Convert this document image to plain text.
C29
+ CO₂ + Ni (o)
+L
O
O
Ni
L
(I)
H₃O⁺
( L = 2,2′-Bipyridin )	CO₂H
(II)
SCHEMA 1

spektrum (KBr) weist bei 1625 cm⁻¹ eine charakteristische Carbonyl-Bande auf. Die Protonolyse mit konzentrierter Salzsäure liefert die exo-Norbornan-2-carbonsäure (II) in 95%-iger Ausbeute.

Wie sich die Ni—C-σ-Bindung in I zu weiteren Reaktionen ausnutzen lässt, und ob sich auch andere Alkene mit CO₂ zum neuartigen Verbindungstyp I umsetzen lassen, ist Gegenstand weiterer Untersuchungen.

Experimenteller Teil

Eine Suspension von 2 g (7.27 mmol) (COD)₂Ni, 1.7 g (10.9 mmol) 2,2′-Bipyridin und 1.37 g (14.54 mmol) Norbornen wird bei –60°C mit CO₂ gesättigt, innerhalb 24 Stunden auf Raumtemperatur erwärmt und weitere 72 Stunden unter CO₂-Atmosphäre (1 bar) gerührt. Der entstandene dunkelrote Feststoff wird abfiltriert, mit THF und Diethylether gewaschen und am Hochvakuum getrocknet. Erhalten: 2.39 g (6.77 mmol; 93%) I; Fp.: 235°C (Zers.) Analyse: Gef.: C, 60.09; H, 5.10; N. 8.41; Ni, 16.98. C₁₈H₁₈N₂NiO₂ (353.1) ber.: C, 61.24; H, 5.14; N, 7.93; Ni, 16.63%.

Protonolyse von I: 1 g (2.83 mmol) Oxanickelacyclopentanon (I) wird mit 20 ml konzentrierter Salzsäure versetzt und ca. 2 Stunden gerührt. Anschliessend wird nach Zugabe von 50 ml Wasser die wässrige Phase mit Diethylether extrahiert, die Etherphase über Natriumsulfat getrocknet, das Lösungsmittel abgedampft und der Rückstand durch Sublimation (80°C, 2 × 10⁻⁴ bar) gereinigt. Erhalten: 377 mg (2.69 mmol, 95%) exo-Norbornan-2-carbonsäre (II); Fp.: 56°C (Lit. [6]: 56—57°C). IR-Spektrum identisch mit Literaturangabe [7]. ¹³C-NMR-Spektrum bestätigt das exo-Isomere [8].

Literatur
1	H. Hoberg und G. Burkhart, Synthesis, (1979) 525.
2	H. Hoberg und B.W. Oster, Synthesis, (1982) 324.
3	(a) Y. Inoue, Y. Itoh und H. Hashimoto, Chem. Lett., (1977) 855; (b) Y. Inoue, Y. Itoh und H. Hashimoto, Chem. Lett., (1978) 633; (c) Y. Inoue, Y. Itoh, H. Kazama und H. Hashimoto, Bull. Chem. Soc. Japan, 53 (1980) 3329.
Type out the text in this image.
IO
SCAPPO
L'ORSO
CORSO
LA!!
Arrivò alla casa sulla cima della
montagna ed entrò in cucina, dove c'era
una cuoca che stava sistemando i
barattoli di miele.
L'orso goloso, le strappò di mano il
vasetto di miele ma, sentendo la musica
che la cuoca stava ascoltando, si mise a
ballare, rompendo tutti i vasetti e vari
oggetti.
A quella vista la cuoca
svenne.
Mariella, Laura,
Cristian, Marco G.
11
☆ ☆ ☆ ☆
What to produce >>
Which lines contain the word "wird"? Copy each one.

Solution to this task >>
Eine Suspension von 2 g (7.27 mmol) (COD)₂Ni, 1.7 g (10.9 mmol) 2,2′-Bipyridin und 1.37 g (14.54 mmol) Norbornen wird bei –60°C mit CO₂ gesättigt, innerhalb 24 Stunden auf Raumtemperatur erwärmt und weitere 72 Stunden unter CO₂-Atmosphäre (1 bar) gerührt. Der entstandene dunkelrote Feststoff wird abfiltriert, mit THF und Diethylether gewaschen und am Hochvakuum getrocknet. Erhalten: 2.39 g (6.77 mmol; 93%) I; Fp.: 235°C (Zers.) Analyse: Gef.: C, 60.09; H, 5.10; N. 8.41; Ni, 16.98. C₁₈H₁₈N₂NiO₂ (353.1) ber.: C, 61.24; H, 5.14; N, 7.93; Ni, 16.63%.
Protonolyse von I: 1 g (2.83 mmol) Oxanickelacyclopentanon (I) wird mit 20 ml konzentrierter Salzsäure versetzt und ca. 2 Stunden gerührt. Anschliessend wird nach Zugabe von 50 ml Wasser die wässrige Phase mit Diethylether extrahiert, die Etherphase über Natriumsulfat getrocknet, das Lösungsmittel abgedampft und der Rückstand durch Sublimation (80°C, 2 × 10⁻⁴ bar) gereinigt. Erhalten: 377 mg (2.69 mmol, 95%) exo-Norbornan-2-carbonsäre (II); Fp.: 56°C (Lit. [6]: 56—57°C). IR-Spektrum identisch mit Literaturangabe [7]. ¹³C-NMR-Spektrum bestätigt das exo-Isomere [8].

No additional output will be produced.